TASK REQUIREMENTS — Can you find the lines of the listing that include "JSON" and copy every one?

DATASET EXCERPTS —
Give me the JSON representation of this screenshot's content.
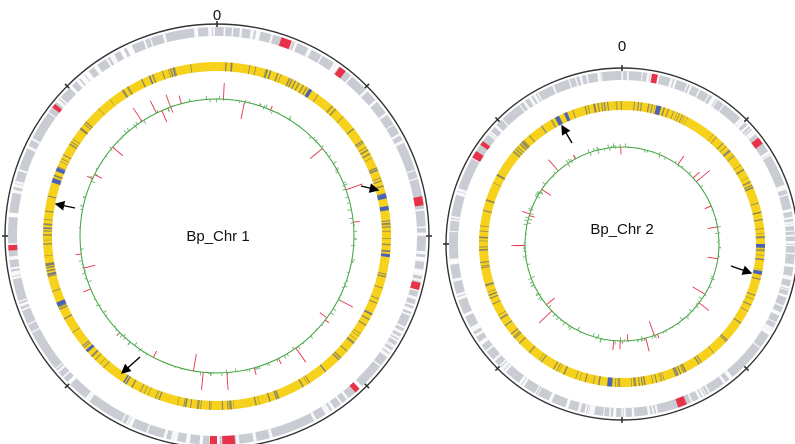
{
  "chromosomes": [
    {
      "name": "Bp_Chr 1",
      "start_label": "0"
    },
    {
      "name": "Bp_Chr 2",
      "start_label": "0"
    }
  ],
  "colors": {
    "outer_ring": "#c9cdd3",
    "outer_highlight": "#e8324a",
    "gene_ring": "#f7d21c",
    "gene_dark": "#7a7a6a",
    "gene_highlight": "#4a63b8",
    "plot_line": "#3aa33a",
    "plot_peak": "#e8324a",
    "axis": "#333333",
    "arrow": "#000000"
  }
}
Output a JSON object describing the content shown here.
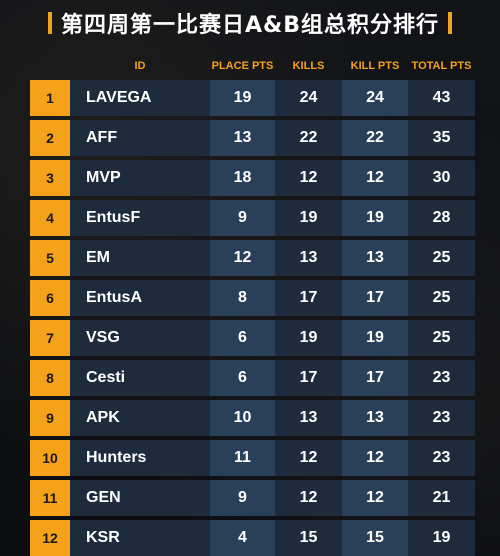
{
  "title": "第四周第一比赛日A&B组总积分排行",
  "columns": {
    "id": "ID",
    "place_pts": "PLACE PTS",
    "kills": "KILLS",
    "kill_pts": "KILL PTS",
    "total_pts": "TOTAL PTS"
  },
  "rows": [
    {
      "rank": "1",
      "team": "LAVEGA",
      "place_pts": "19",
      "kills": "24",
      "kill_pts": "24",
      "total_pts": "43"
    },
    {
      "rank": "2",
      "team": "AFF",
      "place_pts": "13",
      "kills": "22",
      "kill_pts": "22",
      "total_pts": "35"
    },
    {
      "rank": "3",
      "team": "MVP",
      "place_pts": "18",
      "kills": "12",
      "kill_pts": "12",
      "total_pts": "30"
    },
    {
      "rank": "4",
      "team": "EntusF",
      "place_pts": "9",
      "kills": "19",
      "kill_pts": "19",
      "total_pts": "28"
    },
    {
      "rank": "5",
      "team": "EM",
      "place_pts": "12",
      "kills": "13",
      "kill_pts": "13",
      "total_pts": "25"
    },
    {
      "rank": "6",
      "team": "EntusA",
      "place_pts": "8",
      "kills": "17",
      "kill_pts": "17",
      "total_pts": "25"
    },
    {
      "rank": "7",
      "team": "VSG",
      "place_pts": "6",
      "kills": "19",
      "kill_pts": "19",
      "total_pts": "25"
    },
    {
      "rank": "8",
      "team": "Cesti",
      "place_pts": "6",
      "kills": "17",
      "kill_pts": "17",
      "total_pts": "23"
    },
    {
      "rank": "9",
      "team": "APK",
      "place_pts": "10",
      "kills": "13",
      "kill_pts": "13",
      "total_pts": "23"
    },
    {
      "rank": "10",
      "team": "Hunters",
      "place_pts": "11",
      "kills": "12",
      "kill_pts": "12",
      "total_pts": "23"
    },
    {
      "rank": "11",
      "team": "GEN",
      "place_pts": "9",
      "kills": "12",
      "kill_pts": "12",
      "total_pts": "21"
    },
    {
      "rank": "12",
      "team": "KSR",
      "place_pts": "4",
      "kills": "15",
      "kill_pts": "15",
      "total_pts": "19"
    }
  ],
  "colors": {
    "accent": "#f5a21b",
    "row_dark": "#1d2b3d",
    "row_light": "#2a3f58",
    "background": "#0d0f12"
  }
}
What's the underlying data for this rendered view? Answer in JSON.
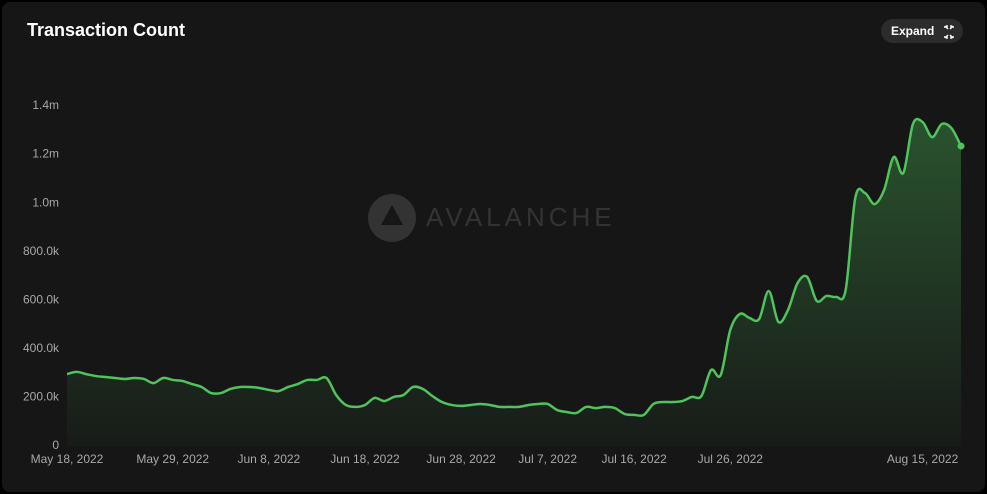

OUTPUT FOR THIS EXERCISE —
Give me the JSON representation of this screenshot's content.
Output a JSON object describing the content shown here.
What's the underlying data for this rendered view? Answer in JSON.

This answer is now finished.